**** Given entries ****
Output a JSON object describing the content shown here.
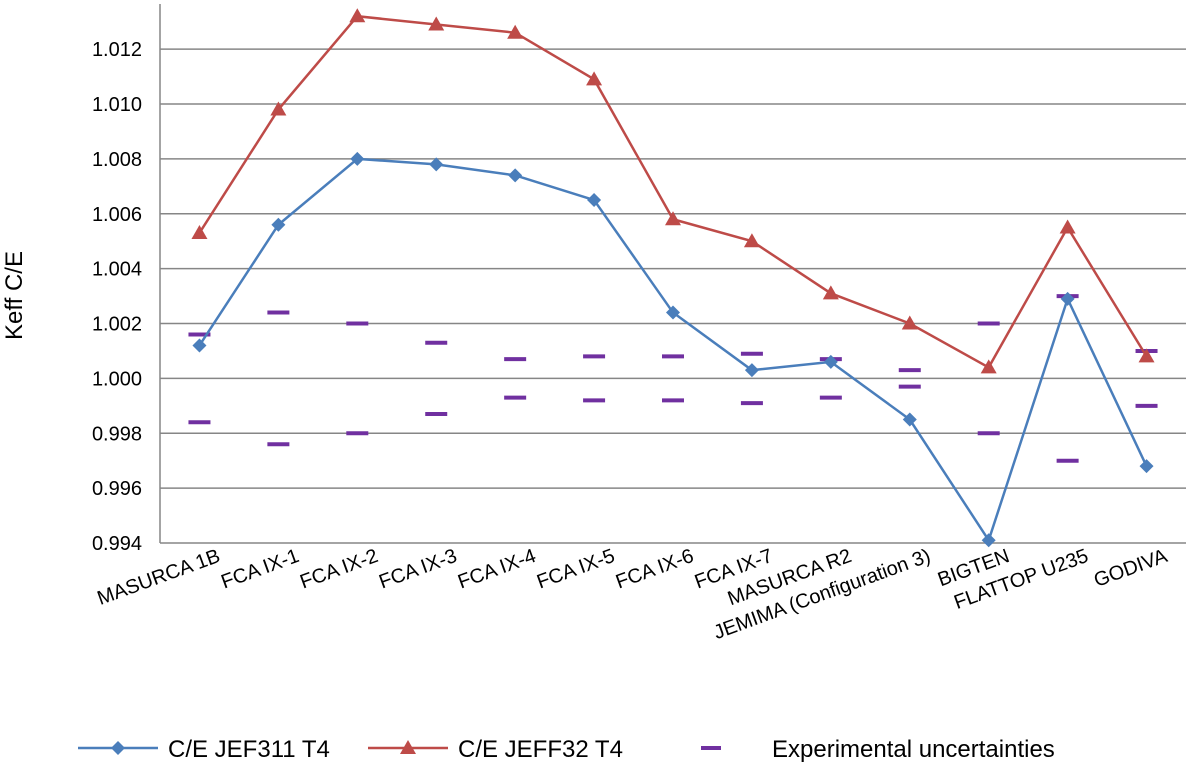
{
  "chart_data": {
    "type": "line",
    "title": "",
    "xlabel": "",
    "ylabel": "Keff C/E",
    "ylim": [
      0.994,
      1.0135
    ],
    "yticks": [
      0.994,
      0.996,
      0.998,
      1.0,
      1.002,
      1.004,
      1.006,
      1.008,
      1.01,
      1.012
    ],
    "ytick_labels": [
      "0.994",
      "0.996",
      "0.998",
      "1.000",
      "1.002",
      "1.004",
      "1.006",
      "1.008",
      "1.010",
      "1.012"
    ],
    "grid": "horizontal",
    "legend_position": "bottom",
    "categories": [
      "MASURCA 1B",
      "FCA IX-1",
      "FCA IX-2",
      "FCA IX-3",
      "FCA IX-4",
      "FCA IX-5",
      "FCA IX-6",
      "FCA IX-7",
      "MASURCA R2",
      "JEMIMA (Configuration 3)",
      "BIGTEN",
      "FLATTOP U235",
      "GODIVA"
    ],
    "series": [
      {
        "name": "C/E JEF311 T4",
        "color": "#4a7ebb",
        "marker": "diamond",
        "values": [
          1.0012,
          1.0056,
          1.008,
          1.0078,
          1.0074,
          1.0065,
          1.0024,
          1.0003,
          1.0006,
          0.9985,
          0.9941,
          1.0029,
          0.9968
        ]
      },
      {
        "name": "C/E JEFF32 T4",
        "color": "#be4b48",
        "marker": "triangle",
        "values": [
          1.0053,
          1.0098,
          1.0132,
          1.0129,
          1.0126,
          1.0109,
          1.0058,
          1.005,
          1.0031,
          1.002,
          1.0004,
          1.0055,
          1.0008
        ]
      },
      {
        "name": "Experimental uncertainties",
        "color": "#7030a0",
        "marker": "dash",
        "upper": [
          1.0016,
          1.0024,
          1.002,
          1.0013,
          1.0007,
          1.0008,
          1.0008,
          1.0009,
          1.0007,
          1.0003,
          1.002,
          1.003,
          1.001
        ],
        "lower": [
          0.9984,
          0.9976,
          0.998,
          0.9987,
          0.9993,
          0.9992,
          0.9992,
          0.9991,
          0.9993,
          0.9997,
          0.998,
          0.997,
          0.999
        ]
      }
    ]
  }
}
****
[Do this]:
Copy out each line of the listing that holds "marker".

[Expected answer]:
        "marker": "diamond",
        "marker": "triangle",
        "marker": "dash",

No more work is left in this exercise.